THE TASK - Read the lines that follow and pick out every one containing the word "search".

Collected data entries:
....
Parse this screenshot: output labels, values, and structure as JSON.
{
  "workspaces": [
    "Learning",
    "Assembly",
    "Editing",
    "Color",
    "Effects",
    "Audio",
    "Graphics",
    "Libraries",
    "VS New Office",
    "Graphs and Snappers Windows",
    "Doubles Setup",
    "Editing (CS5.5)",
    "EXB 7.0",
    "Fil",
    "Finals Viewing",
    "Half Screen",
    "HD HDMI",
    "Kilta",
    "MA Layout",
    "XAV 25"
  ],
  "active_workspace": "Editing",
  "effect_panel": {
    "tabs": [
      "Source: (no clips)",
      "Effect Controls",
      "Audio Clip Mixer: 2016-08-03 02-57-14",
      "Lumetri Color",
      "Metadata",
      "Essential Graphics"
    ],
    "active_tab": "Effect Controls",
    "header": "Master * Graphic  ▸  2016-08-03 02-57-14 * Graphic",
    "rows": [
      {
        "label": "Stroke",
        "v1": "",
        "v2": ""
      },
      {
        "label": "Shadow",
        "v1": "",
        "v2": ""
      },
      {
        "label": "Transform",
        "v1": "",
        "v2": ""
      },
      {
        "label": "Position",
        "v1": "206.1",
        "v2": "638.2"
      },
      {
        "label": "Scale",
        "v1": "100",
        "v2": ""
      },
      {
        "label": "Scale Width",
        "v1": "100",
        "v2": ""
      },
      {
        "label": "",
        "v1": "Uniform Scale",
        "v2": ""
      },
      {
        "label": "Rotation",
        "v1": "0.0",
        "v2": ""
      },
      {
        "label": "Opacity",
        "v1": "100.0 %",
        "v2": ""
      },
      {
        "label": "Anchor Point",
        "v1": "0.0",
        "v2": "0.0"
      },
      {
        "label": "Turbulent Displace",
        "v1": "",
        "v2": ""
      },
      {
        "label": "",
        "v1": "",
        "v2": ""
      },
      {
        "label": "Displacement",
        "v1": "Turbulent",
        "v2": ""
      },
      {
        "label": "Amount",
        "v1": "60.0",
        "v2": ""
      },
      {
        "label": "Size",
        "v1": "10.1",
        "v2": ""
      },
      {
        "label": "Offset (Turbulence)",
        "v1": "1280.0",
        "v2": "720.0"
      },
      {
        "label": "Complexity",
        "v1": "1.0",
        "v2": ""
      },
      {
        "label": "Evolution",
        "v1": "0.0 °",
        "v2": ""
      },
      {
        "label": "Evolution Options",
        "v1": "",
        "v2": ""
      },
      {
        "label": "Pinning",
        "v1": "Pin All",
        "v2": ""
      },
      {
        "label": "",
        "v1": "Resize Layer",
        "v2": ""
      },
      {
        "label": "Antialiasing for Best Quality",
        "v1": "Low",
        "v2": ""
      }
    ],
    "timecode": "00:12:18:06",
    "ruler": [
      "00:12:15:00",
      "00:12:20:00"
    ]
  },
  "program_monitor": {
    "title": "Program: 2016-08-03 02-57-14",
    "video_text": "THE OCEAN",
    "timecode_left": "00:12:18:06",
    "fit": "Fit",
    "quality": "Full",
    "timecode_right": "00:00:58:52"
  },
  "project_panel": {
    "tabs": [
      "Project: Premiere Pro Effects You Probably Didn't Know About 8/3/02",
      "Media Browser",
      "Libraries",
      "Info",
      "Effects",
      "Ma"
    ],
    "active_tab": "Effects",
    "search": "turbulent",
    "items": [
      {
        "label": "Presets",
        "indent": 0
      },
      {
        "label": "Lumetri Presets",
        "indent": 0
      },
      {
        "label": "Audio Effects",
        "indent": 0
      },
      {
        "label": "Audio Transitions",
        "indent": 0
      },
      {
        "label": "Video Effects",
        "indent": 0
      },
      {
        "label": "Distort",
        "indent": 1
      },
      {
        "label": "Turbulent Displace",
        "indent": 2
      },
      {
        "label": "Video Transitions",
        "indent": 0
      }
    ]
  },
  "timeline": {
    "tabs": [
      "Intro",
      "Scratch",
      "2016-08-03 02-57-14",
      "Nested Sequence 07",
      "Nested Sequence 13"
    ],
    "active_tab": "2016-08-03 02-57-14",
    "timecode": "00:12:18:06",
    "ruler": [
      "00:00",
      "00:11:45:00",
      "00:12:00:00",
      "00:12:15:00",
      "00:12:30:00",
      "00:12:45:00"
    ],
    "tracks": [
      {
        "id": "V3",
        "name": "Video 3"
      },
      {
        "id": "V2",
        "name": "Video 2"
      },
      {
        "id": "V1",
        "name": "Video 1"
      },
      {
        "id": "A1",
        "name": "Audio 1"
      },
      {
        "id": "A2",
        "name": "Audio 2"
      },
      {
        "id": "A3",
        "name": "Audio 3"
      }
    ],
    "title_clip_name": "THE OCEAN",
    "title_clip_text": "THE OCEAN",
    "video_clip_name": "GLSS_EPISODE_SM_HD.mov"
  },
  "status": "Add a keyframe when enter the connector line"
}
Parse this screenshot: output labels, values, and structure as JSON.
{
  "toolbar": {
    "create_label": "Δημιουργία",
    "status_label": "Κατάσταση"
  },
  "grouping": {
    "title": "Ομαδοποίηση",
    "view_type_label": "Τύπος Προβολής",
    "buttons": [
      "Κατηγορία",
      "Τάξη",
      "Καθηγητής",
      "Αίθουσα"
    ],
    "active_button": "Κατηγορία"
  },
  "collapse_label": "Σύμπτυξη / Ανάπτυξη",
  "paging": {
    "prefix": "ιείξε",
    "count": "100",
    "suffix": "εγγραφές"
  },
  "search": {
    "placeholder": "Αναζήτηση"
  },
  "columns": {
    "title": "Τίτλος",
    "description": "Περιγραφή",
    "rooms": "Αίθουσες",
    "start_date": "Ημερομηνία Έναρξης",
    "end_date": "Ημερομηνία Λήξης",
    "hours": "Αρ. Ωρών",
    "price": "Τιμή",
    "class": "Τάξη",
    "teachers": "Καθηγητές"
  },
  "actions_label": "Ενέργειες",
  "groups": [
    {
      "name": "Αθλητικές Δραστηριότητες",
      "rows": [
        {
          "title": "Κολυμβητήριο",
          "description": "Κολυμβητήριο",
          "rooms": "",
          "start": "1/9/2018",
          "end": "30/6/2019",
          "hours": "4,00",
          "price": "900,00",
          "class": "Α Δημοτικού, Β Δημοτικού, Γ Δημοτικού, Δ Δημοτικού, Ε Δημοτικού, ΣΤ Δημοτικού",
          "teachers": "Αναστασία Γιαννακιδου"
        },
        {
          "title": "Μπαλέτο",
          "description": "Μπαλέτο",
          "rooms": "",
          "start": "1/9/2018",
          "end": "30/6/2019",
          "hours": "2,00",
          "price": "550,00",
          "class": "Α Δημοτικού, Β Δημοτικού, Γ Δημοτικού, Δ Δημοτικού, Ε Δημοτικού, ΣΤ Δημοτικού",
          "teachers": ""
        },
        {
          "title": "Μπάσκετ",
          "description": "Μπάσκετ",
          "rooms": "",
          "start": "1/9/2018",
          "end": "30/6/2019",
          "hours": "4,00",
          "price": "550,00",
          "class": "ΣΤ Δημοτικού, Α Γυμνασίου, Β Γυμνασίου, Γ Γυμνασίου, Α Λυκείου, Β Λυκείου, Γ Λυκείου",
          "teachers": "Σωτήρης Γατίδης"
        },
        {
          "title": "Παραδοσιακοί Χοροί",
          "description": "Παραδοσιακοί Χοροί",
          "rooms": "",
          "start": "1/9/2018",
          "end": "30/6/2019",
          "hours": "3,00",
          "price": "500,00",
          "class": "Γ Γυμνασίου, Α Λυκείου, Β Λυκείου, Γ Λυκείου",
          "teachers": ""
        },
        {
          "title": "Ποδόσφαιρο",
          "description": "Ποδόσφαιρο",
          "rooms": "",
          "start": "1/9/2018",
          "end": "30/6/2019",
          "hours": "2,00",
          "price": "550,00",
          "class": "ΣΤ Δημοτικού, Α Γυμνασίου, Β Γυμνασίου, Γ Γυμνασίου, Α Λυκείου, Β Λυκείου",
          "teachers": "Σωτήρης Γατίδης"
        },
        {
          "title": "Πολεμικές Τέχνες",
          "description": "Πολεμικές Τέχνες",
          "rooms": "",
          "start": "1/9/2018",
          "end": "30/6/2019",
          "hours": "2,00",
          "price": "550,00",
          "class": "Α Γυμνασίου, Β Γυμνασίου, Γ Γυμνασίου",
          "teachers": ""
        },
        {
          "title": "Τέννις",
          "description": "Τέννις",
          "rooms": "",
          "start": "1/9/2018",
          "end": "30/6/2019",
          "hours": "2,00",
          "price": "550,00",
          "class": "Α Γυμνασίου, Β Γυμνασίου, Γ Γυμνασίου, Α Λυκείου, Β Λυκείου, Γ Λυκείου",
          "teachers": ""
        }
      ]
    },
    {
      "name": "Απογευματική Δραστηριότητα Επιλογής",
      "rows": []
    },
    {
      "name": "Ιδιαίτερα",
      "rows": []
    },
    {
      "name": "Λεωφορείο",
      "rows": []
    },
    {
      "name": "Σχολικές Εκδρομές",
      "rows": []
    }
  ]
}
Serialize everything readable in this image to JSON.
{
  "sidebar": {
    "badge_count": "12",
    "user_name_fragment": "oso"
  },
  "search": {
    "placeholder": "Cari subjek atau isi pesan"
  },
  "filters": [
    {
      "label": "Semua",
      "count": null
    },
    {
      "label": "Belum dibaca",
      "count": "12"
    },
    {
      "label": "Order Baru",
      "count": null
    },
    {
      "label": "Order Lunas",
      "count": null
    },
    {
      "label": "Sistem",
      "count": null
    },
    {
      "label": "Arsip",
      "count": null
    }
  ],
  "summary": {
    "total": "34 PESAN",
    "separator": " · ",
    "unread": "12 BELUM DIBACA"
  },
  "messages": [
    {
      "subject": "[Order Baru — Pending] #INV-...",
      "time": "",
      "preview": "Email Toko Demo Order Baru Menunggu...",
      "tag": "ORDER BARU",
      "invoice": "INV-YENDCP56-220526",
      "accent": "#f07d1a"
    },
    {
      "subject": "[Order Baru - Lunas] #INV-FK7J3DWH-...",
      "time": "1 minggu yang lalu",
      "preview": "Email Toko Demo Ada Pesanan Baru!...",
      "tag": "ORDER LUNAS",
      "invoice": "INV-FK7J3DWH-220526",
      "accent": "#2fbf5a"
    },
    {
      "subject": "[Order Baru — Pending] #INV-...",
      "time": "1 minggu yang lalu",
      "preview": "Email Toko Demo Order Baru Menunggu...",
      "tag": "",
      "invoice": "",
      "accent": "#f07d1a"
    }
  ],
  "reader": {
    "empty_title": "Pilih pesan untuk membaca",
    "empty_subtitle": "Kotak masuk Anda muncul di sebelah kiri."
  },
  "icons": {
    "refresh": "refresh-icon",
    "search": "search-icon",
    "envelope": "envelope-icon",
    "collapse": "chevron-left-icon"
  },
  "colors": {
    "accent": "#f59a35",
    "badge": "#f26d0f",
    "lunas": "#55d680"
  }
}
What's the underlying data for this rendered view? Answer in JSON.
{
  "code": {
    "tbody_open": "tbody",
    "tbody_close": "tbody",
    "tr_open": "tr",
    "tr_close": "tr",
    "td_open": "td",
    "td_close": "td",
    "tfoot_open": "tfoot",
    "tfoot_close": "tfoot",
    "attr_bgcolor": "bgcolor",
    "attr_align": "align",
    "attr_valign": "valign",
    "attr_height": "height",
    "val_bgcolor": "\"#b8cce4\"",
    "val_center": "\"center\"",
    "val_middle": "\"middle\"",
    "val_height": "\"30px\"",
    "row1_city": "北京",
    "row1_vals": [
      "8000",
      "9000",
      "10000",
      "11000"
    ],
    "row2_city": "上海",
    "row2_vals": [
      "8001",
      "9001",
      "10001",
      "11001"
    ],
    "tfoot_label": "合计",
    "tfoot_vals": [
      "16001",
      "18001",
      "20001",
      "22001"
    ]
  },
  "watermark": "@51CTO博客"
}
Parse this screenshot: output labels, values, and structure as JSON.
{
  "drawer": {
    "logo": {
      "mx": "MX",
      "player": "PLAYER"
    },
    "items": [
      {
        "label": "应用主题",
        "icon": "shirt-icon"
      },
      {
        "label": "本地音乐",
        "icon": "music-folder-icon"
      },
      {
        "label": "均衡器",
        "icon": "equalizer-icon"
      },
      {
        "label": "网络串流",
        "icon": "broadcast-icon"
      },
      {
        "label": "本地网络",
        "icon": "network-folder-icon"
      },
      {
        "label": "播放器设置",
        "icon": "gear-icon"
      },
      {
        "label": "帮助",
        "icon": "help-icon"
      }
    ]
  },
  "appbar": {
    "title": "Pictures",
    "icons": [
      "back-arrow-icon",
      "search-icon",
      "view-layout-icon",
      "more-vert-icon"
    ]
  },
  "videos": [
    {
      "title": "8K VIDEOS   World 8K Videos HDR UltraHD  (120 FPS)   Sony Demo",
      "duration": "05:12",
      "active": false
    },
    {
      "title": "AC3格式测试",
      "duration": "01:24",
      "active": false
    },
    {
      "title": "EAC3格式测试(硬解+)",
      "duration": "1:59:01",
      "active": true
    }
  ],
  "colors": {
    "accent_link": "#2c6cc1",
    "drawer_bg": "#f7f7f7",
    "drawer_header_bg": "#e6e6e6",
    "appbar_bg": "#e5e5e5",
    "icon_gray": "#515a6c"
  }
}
....
RESULT OF THE EXERCISE -
    "search": "turbulent",
  "search": {
  "search": {
    "search": "search-icon",
      "search-icon",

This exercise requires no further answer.